Copy out each line exactly as it appears.
▼
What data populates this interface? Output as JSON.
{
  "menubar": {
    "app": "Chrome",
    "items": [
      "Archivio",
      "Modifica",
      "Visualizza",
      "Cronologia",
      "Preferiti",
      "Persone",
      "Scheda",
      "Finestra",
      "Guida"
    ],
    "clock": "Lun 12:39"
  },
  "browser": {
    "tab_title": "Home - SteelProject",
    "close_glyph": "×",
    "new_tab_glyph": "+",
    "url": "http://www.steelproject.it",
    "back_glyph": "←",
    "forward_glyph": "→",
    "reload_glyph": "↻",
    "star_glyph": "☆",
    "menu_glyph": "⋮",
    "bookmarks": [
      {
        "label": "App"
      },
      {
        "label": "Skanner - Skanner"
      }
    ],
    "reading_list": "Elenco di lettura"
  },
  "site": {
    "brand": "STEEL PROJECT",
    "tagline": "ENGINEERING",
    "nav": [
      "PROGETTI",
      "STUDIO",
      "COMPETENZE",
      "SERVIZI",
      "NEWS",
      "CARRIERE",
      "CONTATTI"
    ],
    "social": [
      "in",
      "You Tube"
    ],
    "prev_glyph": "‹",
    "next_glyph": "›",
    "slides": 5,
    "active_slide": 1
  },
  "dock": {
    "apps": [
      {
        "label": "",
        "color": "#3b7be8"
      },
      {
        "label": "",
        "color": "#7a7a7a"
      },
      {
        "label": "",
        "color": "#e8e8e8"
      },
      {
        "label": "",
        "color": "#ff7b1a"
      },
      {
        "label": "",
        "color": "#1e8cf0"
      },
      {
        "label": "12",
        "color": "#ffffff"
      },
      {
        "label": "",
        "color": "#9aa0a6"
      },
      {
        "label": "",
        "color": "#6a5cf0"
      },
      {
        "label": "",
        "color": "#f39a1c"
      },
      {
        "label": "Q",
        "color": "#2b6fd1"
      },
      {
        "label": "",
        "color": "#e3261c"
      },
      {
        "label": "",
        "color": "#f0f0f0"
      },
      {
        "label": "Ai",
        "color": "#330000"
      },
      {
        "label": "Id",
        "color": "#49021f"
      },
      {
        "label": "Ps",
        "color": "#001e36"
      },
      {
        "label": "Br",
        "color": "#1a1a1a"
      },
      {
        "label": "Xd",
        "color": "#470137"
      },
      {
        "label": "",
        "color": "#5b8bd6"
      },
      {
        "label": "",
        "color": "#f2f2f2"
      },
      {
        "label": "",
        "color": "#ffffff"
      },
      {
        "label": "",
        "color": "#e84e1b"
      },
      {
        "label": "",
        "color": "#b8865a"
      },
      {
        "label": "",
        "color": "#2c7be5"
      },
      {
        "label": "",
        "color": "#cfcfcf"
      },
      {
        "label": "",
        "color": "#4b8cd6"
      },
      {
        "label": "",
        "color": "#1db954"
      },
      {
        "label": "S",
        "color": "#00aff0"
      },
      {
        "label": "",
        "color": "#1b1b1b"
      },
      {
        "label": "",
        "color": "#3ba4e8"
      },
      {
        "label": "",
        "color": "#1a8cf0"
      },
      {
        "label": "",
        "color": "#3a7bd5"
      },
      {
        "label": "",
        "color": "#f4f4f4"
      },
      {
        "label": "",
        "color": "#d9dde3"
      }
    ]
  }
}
▲
Output of the exercise
What data populates this interface? Output as JSON.
{
  "menubar": {
    "app": "Chrome",
    "items": [
      "Archivio",
      "Modifica",
      "Visualizza",
      "Cronologia",
      "Preferiti",
      "Persone",
      "Scheda",
      "Finestra",
      "Guida"
    ],
    "clock": "Lun 12:39"
  },
  "browser": {
    "tab_title": "Home - SteelProject",
    "close_glyph": "×",
    "new_tab_glyph": "+",
    "url": "http://www.steelproject.it",
    "back_glyph": "←",
    "forward_glyph": "→",
    "reload_glyph": "↻",
    "star_glyph": "☆",
    "menu_glyph": "⋮",
    "bookmarks": [
      {
        "label": "App"
      },
      {
        "label": "Skanner - Skanner"
      }
    ],
    "reading_list": "Elenco di lettura"
  },
  "site": {
    "brand": "STEEL PROJECT",
    "tagline": "ENGINEERING",
    "nav": [
      "PROGETTI",
      "STUDIO",
      "COMPETENZE",
      "SERVIZI",
      "NEWS",
      "CARRIERE",
      "CONTATTI"
    ],
    "social": [
      "in",
      "You Tube"
    ],
    "prev_glyph": "‹",
    "next_glyph": "›",
    "slides": 5,
    "active_slide": 1
  },
  "dock": {
    "apps": [
      {
        "label": "",
        "color": "#3b7be8"
      },
      {
        "label": "",
        "color": "#7a7a7a"
      },
      {
        "label": "",
        "color": "#e8e8e8"
      },
      {
        "label": "",
        "color": "#ff7b1a"
      },
      {
        "label": "",
        "color": "#1e8cf0"
      },
      {
        "label": "12",
        "color": "#ffffff"
      },
      {
        "label": "",
        "color": "#9aa0a6"
      },
      {
        "label": "",
        "color": "#6a5cf0"
      },
      {
        "label": "",
        "color": "#f39a1c"
      },
      {
        "label": "Q",
        "color": "#2b6fd1"
      },
      {
        "label": "",
        "color": "#e3261c"
      },
      {
        "label": "",
        "color": "#f0f0f0"
      },
      {
        "label": "Ai",
        "color": "#330000"
      },
      {
        "label": "Id",
        "color": "#49021f"
      },
      {
        "label": "Ps",
        "color": "#001e36"
      },
      {
        "label": "Br",
        "color": "#1a1a1a"
      },
      {
        "label": "Xd",
        "color": "#470137"
      },
      {
        "label": "",
        "color": "#5b8bd6"
      },
      {
        "label": "",
        "color": "#f2f2f2"
      },
      {
        "label": "",
        "color": "#ffffff"
      },
      {
        "label": "",
        "color": "#e84e1b"
      },
      {
        "label": "",
        "color": "#b8865a"
      },
      {
        "label": "",
        "color": "#2c7be5"
      },
      {
        "label": "",
        "color": "#cfcfcf"
      },
      {
        "label": "",
        "color": "#4b8cd6"
      },
      {
        "label": "",
        "color": "#1db954"
      },
      {
        "label": "S",
        "color": "#00aff0"
      },
      {
        "label": "",
        "color": "#1b1b1b"
      },
      {
        "label": "",
        "color": "#3ba4e8"
      },
      {
        "label": "",
        "color": "#1a8cf0"
      },
      {
        "label": "",
        "color": "#3a7bd5"
      },
      {
        "label": "",
        "color": "#f4f4f4"
      },
      {
        "label": "",
        "color": "#d9dde3"
      }
    ]
  }
}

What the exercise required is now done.